## start DATA SUPPLIED

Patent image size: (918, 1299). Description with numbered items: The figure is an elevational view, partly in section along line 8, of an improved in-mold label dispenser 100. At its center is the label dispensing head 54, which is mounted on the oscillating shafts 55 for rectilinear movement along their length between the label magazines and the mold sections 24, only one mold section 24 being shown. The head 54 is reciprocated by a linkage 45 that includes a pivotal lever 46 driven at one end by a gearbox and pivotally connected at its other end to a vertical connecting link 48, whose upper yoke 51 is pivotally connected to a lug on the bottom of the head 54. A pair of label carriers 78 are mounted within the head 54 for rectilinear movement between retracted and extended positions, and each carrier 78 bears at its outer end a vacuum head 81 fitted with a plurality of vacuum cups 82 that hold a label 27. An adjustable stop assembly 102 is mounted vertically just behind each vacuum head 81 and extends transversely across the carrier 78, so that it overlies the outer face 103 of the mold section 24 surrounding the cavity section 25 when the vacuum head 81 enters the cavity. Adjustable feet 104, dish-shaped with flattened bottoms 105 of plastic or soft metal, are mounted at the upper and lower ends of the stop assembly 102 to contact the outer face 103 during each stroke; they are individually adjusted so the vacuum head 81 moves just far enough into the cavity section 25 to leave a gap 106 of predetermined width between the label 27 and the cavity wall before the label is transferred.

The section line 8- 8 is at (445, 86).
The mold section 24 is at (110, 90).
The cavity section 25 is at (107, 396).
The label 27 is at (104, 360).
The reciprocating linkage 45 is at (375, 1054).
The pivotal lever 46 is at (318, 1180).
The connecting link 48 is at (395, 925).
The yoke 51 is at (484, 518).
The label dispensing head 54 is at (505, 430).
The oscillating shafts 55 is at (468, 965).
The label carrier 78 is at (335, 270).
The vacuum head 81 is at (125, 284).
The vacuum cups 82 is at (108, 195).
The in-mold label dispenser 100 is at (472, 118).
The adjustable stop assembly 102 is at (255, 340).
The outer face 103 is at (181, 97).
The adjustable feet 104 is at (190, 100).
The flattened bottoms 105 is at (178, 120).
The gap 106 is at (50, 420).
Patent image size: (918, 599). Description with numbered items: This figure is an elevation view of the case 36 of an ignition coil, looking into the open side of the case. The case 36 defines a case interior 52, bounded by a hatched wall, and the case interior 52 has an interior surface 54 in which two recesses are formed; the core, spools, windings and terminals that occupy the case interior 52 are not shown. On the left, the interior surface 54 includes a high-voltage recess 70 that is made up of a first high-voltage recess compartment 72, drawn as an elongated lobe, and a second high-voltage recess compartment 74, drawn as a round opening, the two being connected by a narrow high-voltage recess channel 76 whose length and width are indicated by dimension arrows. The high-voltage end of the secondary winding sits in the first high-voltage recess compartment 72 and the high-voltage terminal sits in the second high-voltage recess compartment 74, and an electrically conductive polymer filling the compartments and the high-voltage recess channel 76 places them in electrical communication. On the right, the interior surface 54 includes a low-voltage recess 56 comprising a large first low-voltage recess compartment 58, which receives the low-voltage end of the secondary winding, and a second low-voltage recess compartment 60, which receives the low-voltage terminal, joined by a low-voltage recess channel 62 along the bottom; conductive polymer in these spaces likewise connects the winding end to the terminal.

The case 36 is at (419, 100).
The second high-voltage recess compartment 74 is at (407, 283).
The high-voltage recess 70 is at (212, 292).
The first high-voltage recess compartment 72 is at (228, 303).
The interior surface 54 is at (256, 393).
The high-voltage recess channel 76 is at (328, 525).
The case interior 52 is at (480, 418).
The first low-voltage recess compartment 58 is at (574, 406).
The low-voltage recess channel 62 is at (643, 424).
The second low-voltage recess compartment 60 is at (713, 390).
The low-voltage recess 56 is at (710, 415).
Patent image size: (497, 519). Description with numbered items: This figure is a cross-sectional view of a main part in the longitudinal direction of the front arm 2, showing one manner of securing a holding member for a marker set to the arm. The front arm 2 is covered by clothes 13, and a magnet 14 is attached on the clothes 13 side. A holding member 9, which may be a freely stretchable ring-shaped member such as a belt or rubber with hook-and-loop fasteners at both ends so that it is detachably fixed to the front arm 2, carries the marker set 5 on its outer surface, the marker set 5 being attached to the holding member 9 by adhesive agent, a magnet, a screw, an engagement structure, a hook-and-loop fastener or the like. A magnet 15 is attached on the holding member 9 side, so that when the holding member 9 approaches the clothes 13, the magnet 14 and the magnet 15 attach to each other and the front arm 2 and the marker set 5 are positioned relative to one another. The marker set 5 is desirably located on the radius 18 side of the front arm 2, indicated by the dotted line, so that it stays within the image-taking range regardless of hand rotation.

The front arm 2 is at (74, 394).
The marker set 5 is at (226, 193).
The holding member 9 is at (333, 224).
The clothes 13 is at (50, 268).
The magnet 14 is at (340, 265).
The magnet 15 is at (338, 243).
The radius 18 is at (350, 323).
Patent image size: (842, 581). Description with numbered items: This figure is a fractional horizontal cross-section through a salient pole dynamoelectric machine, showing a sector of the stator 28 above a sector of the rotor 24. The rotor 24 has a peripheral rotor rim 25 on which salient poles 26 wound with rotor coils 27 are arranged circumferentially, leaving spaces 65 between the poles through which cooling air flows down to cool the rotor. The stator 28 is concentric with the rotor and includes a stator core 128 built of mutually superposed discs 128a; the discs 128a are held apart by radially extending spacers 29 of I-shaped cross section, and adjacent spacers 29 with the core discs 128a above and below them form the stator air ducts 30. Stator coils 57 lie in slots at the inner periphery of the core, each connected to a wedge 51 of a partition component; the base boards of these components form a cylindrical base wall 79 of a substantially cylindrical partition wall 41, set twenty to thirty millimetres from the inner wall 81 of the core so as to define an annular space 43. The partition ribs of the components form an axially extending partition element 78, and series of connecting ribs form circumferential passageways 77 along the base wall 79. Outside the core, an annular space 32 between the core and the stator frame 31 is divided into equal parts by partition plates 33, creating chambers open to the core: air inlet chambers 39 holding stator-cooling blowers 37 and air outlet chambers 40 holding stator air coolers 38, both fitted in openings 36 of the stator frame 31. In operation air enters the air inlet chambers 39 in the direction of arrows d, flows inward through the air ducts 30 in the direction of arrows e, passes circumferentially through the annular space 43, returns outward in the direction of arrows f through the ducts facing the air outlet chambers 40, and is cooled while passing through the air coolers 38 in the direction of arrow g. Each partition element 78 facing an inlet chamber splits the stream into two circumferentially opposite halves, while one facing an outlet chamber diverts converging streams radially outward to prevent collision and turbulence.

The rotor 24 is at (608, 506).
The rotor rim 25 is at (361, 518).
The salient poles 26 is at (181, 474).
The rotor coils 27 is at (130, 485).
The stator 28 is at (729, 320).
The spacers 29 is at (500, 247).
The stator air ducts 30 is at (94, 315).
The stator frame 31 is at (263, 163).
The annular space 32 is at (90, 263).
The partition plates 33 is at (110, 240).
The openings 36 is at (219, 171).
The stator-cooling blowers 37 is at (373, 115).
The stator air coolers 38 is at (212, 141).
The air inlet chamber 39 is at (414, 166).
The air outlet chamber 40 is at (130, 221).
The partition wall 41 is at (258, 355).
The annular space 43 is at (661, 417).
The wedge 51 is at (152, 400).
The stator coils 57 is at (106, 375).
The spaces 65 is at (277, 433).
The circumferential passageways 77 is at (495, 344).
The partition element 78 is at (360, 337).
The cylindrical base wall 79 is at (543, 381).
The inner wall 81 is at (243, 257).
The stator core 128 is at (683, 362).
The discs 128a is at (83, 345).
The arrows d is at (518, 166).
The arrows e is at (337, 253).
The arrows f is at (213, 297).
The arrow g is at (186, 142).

## end DATA SUPPLIED

## GOAL OF THE EXERCISE
Filter the records above down to the lines that contain the string "radius", and copy each of those lines. Matching is case-sensitive.

## THE ANSWER
Patent image size: (497, 519). Description with numbered items: This figure is a cross-sectional view of a main part in the longitudinal direction of the front arm 2, showing one manner of securing a holding member for a marker set to the arm. The front arm 2 is covered by clothes 13, and a magnet 14 is attached on the clothes 13 side. A holding member 9, which may be a freely stretchable ring-shaped member such as a belt or rubber with hook-and-loop fasteners at both ends so that it is detachably fixed to the front arm 2, carries the marker set 5 on its outer surface, the marker set 5 being attached to the holding member 9 by adhesive agent, a magnet, a screw, an engagement structure, a hook-and-loop fastener or the like. A magnet 15 is attached on the holding member 9 side, so that when the holding member 9 approaches the clothes 13, the magnet 14 and the magnet 15 attach to each other and the front arm 2 and the marker set 5 are positioned relative to one another. The marker set 5 is desirably located on the radius 18 side of the front arm 2, indicated by the dotted line, so that it stays within the image-taking range regardless of hand rotation.
The radius 18 is at (350, 323).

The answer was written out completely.